Given task - Every record should be copied exactly, except that pictures are to be omitted.

Stored rows -
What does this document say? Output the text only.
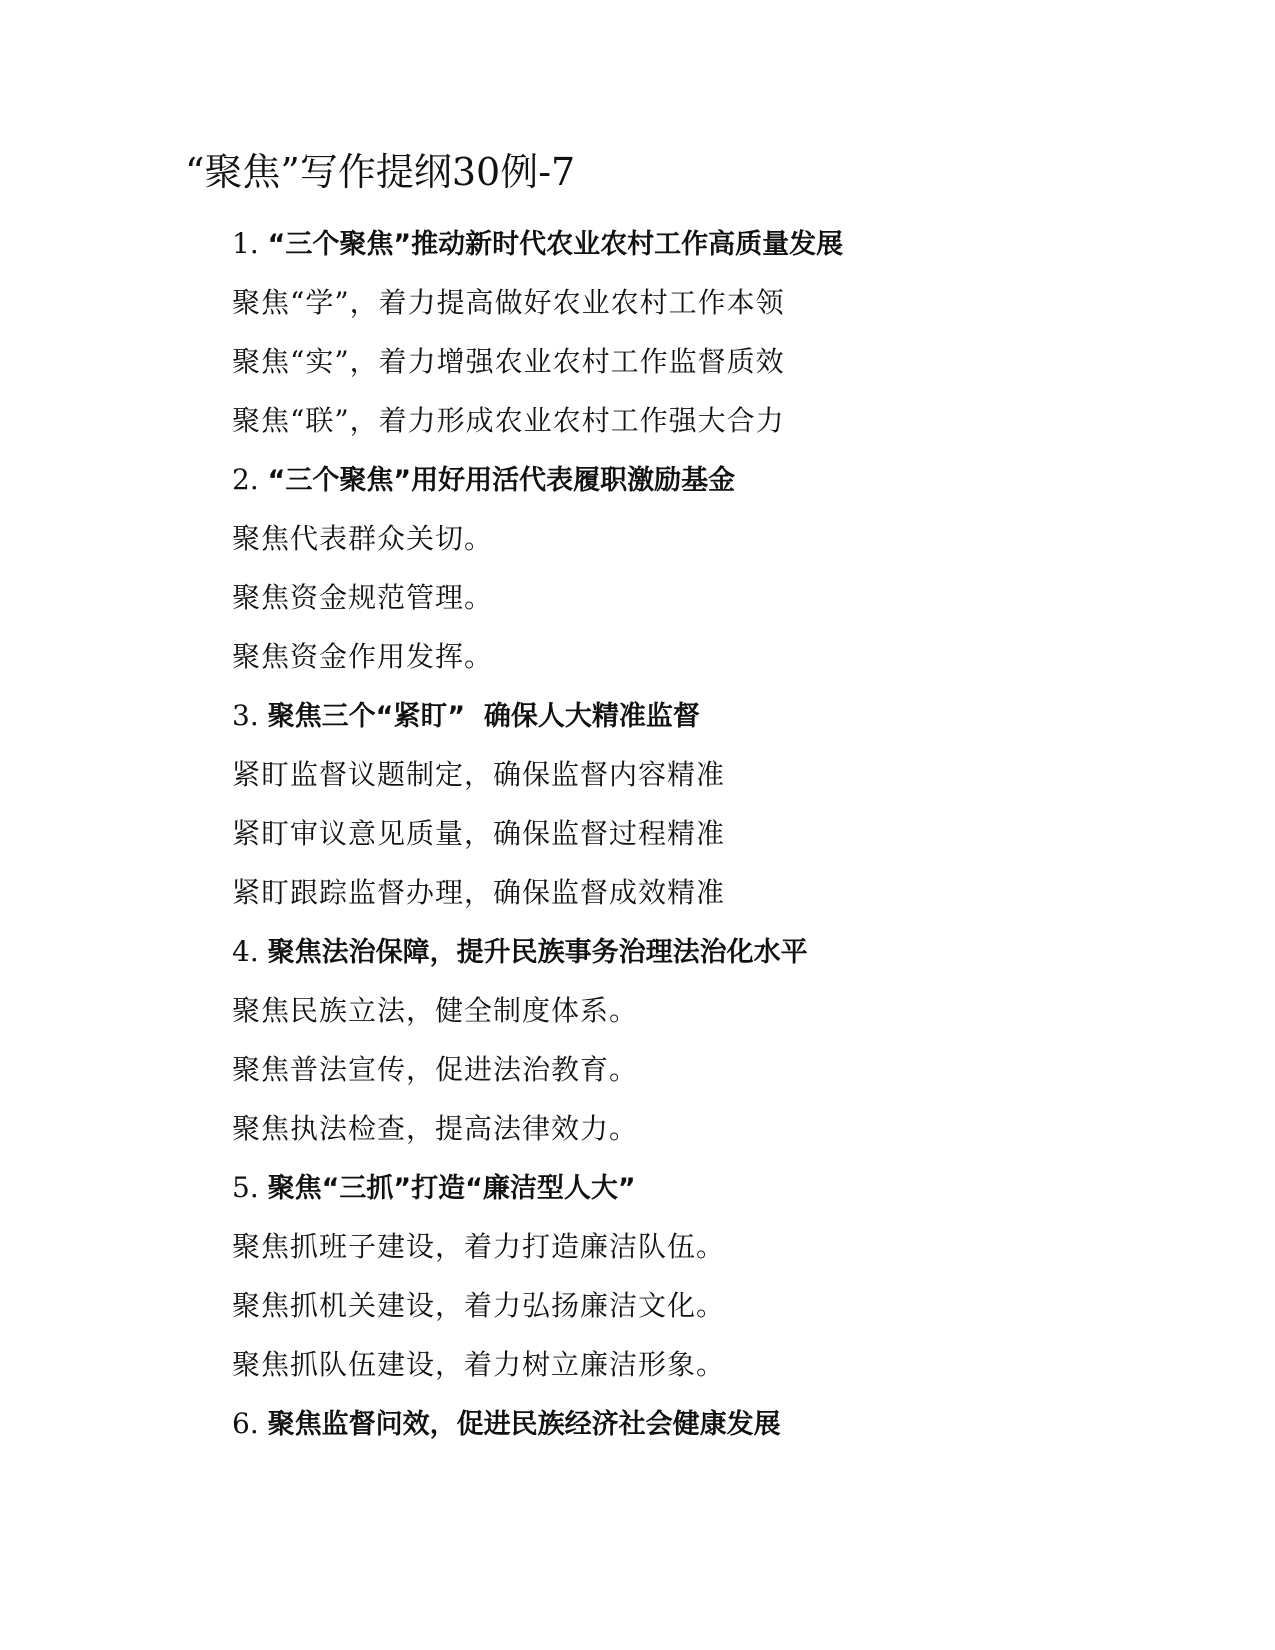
“聚焦”写作提纲30例-7
1. “三个聚焦”推动新时代农业农村工作高质量发展
聚焦“学”，着力提高做好农业农村工作本领
聚焦“实”，着力增强农业农村工作监督质效
聚焦“联”，着力形成农业农村工作强大合力
2. “三个聚焦”用好用活代表履职激励基金
聚焦代表群众关切。
聚焦资金规范管理。
聚焦资金作用发挥。
3. 聚焦三个“紧盯”  确保人大精准监督
紧盯监督议题制定，确保监督内容精准
紧盯审议意见质量，确保监督过程精准
紧盯跟踪监督办理，确保监督成效精准
4. 聚焦法治保障，提升民族事务治理法治化水平
聚焦民族立法，健全制度体系。
聚焦普法宣传，促进法治教育。
聚焦执法检查，提高法律效力。
5. 聚焦“三抓”打造“廉洁型人大”
聚焦抓班子建设，着力打造廉洁队伍。
聚焦抓机关建设，着力弘扬廉洁文化。
聚焦抓队伍建设，着力树立廉洁形象。
6. 聚焦监督问效，促进民族经济社会健康发展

Solution to the problem -
What does this document say? Output the text only.
“聚焦”写作提纲30例-7
1. “三个聚焦”推动新时代农业农村工作高质量发展
聚焦“学”，着力提高做好农业农村工作本领
聚焦“实”，着力增强农业农村工作监督质效
聚焦“联”，着力形成农业农村工作强大合力
2. “三个聚焦”用好用活代表履职激励基金
聚焦代表群众关切。
聚焦资金规范管理。
聚焦资金作用发挥。
3. 聚焦三个“紧盯”  确保人大精准监督
紧盯监督议题制定，确保监督内容精准
紧盯审议意见质量，确保监督过程精准
紧盯跟踪监督办理，确保监督成效精准
4. 聚焦法治保障，提升民族事务治理法治化水平
聚焦民族立法，健全制度体系。
聚焦普法宣传，促进法治教育。
聚焦执法检查，提高法律效力。
5. 聚焦“三抓”打造“廉洁型人大”
聚焦抓班子建设，着力打造廉洁队伍。
聚焦抓机关建设，着力弘扬廉洁文化。
聚焦抓队伍建设，着力树立廉洁形象。
6. 聚焦监督问效，促进民族经济社会健康发展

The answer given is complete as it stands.